_Exercise material_
BEGIN

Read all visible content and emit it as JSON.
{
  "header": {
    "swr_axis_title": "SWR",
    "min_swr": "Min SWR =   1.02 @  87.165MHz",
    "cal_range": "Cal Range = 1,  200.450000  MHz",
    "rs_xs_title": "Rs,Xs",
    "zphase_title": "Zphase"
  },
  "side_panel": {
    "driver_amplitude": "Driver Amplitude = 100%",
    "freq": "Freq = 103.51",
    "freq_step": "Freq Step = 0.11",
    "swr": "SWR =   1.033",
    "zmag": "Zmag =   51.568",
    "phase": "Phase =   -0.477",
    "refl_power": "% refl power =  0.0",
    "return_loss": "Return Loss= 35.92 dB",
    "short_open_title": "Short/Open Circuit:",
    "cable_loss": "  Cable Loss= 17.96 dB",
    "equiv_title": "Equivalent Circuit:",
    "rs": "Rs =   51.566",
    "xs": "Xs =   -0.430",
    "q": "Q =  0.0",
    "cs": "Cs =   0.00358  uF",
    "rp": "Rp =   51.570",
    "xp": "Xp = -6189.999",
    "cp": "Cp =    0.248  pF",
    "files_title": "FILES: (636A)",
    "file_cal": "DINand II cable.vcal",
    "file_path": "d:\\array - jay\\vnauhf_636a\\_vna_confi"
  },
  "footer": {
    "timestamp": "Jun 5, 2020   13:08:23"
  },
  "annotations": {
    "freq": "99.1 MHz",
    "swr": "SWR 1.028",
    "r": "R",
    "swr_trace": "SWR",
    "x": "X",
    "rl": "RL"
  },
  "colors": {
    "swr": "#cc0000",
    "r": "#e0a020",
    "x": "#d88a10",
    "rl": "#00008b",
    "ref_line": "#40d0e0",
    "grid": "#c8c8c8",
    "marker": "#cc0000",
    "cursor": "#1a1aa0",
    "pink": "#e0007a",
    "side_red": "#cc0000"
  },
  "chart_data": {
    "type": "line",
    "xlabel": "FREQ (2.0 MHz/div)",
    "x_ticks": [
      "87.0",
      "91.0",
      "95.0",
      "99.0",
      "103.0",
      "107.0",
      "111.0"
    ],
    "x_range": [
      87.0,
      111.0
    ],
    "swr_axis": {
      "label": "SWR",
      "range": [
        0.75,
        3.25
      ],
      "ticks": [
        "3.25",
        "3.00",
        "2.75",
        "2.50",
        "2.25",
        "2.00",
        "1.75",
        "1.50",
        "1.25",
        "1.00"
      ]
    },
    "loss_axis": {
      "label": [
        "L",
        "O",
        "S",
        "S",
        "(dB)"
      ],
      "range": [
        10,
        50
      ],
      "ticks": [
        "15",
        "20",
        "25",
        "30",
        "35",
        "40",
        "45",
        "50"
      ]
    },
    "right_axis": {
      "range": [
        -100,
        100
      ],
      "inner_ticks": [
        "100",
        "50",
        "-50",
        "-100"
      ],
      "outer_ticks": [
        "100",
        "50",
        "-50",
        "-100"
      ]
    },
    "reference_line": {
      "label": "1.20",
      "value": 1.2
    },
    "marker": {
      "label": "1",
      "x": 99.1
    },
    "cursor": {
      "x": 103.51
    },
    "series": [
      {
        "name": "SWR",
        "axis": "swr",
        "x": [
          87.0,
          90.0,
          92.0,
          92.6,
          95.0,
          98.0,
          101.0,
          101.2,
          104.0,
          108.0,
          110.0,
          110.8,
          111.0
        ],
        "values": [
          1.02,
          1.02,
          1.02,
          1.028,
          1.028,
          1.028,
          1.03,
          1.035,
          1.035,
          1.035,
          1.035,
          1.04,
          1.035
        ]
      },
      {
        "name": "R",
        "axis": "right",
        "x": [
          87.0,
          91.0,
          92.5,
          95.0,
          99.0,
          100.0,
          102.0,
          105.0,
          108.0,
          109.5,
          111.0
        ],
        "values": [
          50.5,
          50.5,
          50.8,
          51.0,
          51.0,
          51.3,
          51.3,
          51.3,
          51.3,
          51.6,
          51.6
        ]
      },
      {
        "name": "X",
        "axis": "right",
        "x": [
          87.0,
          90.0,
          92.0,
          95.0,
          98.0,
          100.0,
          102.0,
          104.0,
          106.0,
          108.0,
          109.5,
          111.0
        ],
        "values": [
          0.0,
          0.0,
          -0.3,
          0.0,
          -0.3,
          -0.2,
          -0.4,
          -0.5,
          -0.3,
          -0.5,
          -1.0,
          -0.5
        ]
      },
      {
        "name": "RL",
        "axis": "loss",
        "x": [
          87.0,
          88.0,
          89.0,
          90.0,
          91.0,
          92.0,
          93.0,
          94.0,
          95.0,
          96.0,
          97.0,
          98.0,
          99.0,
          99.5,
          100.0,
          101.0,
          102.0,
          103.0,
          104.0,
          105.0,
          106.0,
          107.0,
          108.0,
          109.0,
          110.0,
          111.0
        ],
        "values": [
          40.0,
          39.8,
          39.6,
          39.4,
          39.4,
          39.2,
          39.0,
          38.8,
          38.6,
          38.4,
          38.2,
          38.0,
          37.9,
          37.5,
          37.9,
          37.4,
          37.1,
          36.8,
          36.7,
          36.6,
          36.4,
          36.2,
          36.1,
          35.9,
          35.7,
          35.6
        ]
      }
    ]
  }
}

END

_Task objective_
Send back all of the entries exactly, with nothing missing.

_Reply to the exercise_
Read all visible content and emit it as JSON.
{
  "header": {
    "swr_axis_title": "SWR",
    "min_swr": "Min SWR =   1.02 @  87.165MHz",
    "cal_range": "Cal Range = 1,  200.450000  MHz",
    "rs_xs_title": "Rs,Xs",
    "zphase_title": "Zphase"
  },
  "side_panel": {
    "driver_amplitude": "Driver Amplitude = 100%",
    "freq": "Freq = 103.51",
    "freq_step": "Freq Step = 0.11",
    "swr": "SWR =   1.033",
    "zmag": "Zmag =   51.568",
    "phase": "Phase =   -0.477",
    "refl_power": "% refl power =  0.0",
    "return_loss": "Return Loss= 35.92 dB",
    "short_open_title": "Short/Open Circuit:",
    "cable_loss": "  Cable Loss= 17.96 dB",
    "equiv_title": "Equivalent Circuit:",
    "rs": "Rs =   51.566",
    "xs": "Xs =   -0.430",
    "q": "Q =  0.0",
    "cs": "Cs =   0.00358  uF",
    "rp": "Rp =   51.570",
    "xp": "Xp = -6189.999",
    "cp": "Cp =    0.248  pF",
    "files_title": "FILES: (636A)",
    "file_cal": "DINand II cable.vcal",
    "file_path": "d:\\array - jay\\vnauhf_636a\\_vna_confi"
  },
  "footer": {
    "timestamp": "Jun 5, 2020   13:08:23"
  },
  "annotations": {
    "freq": "99.1 MHz",
    "swr": "SWR 1.028",
    "r": "R",
    "swr_trace": "SWR",
    "x": "X",
    "rl": "RL"
  },
  "colors": {
    "swr": "#cc0000",
    "r": "#e0a020",
    "x": "#d88a10",
    "rl": "#00008b",
    "ref_line": "#40d0e0",
    "grid": "#c8c8c8",
    "marker": "#cc0000",
    "cursor": "#1a1aa0",
    "pink": "#e0007a",
    "side_red": "#cc0000"
  },
  "chart_data": {
    "type": "line",
    "xlabel": "FREQ (2.0 MHz/div)",
    "x_ticks": [
      "87.0",
      "91.0",
      "95.0",
      "99.0",
      "103.0",
      "107.0",
      "111.0"
    ],
    "x_range": [
      87.0,
      111.0
    ],
    "swr_axis": {
      "label": "SWR",
      "range": [
        0.75,
        3.25
      ],
      "ticks": [
        "3.25",
        "3.00",
        "2.75",
        "2.50",
        "2.25",
        "2.00",
        "1.75",
        "1.50",
        "1.25",
        "1.00"
      ]
    },
    "loss_axis": {
      "label": [
        "L",
        "O",
        "S",
        "S",
        "(dB)"
      ],
      "range": [
        10,
        50
      ],
      "ticks": [
        "15",
        "20",
        "25",
        "30",
        "35",
        "40",
        "45",
        "50"
      ]
    },
    "right_axis": {
      "range": [
        -100,
        100
      ],
      "inner_ticks": [
        "100",
        "50",
        "-50",
        "-100"
      ],
      "outer_ticks": [
        "100",
        "50",
        "-50",
        "-100"
      ]
    },
    "reference_line": {
      "label": "1.20",
      "value": 1.2
    },
    "marker": {
      "label": "1",
      "x": 99.1
    },
    "cursor": {
      "x": 103.51
    },
    "series": [
      {
        "name": "SWR",
        "axis": "swr",
        "x": [
          87.0,
          90.0,
          92.0,
          92.6,
          95.0,
          98.0,
          101.0,
          101.2,
          104.0,
          108.0,
          110.0,
          110.8,
          111.0
        ],
        "values": [
          1.02,
          1.02,
          1.02,
          1.028,
          1.028,
          1.028,
          1.03,
          1.035,
          1.035,
          1.035,
          1.035,
          1.04,
          1.035
        ]
      },
      {
        "name": "R",
        "axis": "right",
        "x": [
          87.0,
          91.0,
          92.5,
          95.0,
          99.0,
          100.0,
          102.0,
          105.0,
          108.0,
          109.5,
          111.0
        ],
        "values": [
          50.5,
          50.5,
          50.8,
          51.0,
          51.0,
          51.3,
          51.3,
          51.3,
          51.3,
          51.6,
          51.6
        ]
      },
      {
        "name": "X",
        "axis": "right",
        "x": [
          87.0,
          90.0,
          92.0,
          95.0,
          98.0,
          100.0,
          102.0,
          104.0,
          106.0,
          108.0,
          109.5,
          111.0
        ],
        "values": [
          0.0,
          0.0,
          -0.3,
          0.0,
          -0.3,
          -0.2,
          -0.4,
          -0.5,
          -0.3,
          -0.5,
          -1.0,
          -0.5
        ]
      },
      {
        "name": "RL",
        "axis": "loss",
        "x": [
          87.0,
          88.0,
          89.0,
          90.0,
          91.0,
          92.0,
          93.0,
          94.0,
          95.0,
          96.0,
          97.0,
          98.0,
          99.0,
          99.5,
          100.0,
          101.0,
          102.0,
          103.0,
          104.0,
          105.0,
          106.0,
          107.0,
          108.0,
          109.0,
          110.0,
          111.0
        ],
        "values": [
          40.0,
          39.8,
          39.6,
          39.4,
          39.4,
          39.2,
          39.0,
          38.8,
          38.6,
          38.4,
          38.2,
          38.0,
          37.9,
          37.5,
          37.9,
          37.4,
          37.1,
          36.8,
          36.7,
          36.6,
          36.4,
          36.2,
          36.1,
          35.9,
          35.7,
          35.6
        ]
      }
    ]
  }
}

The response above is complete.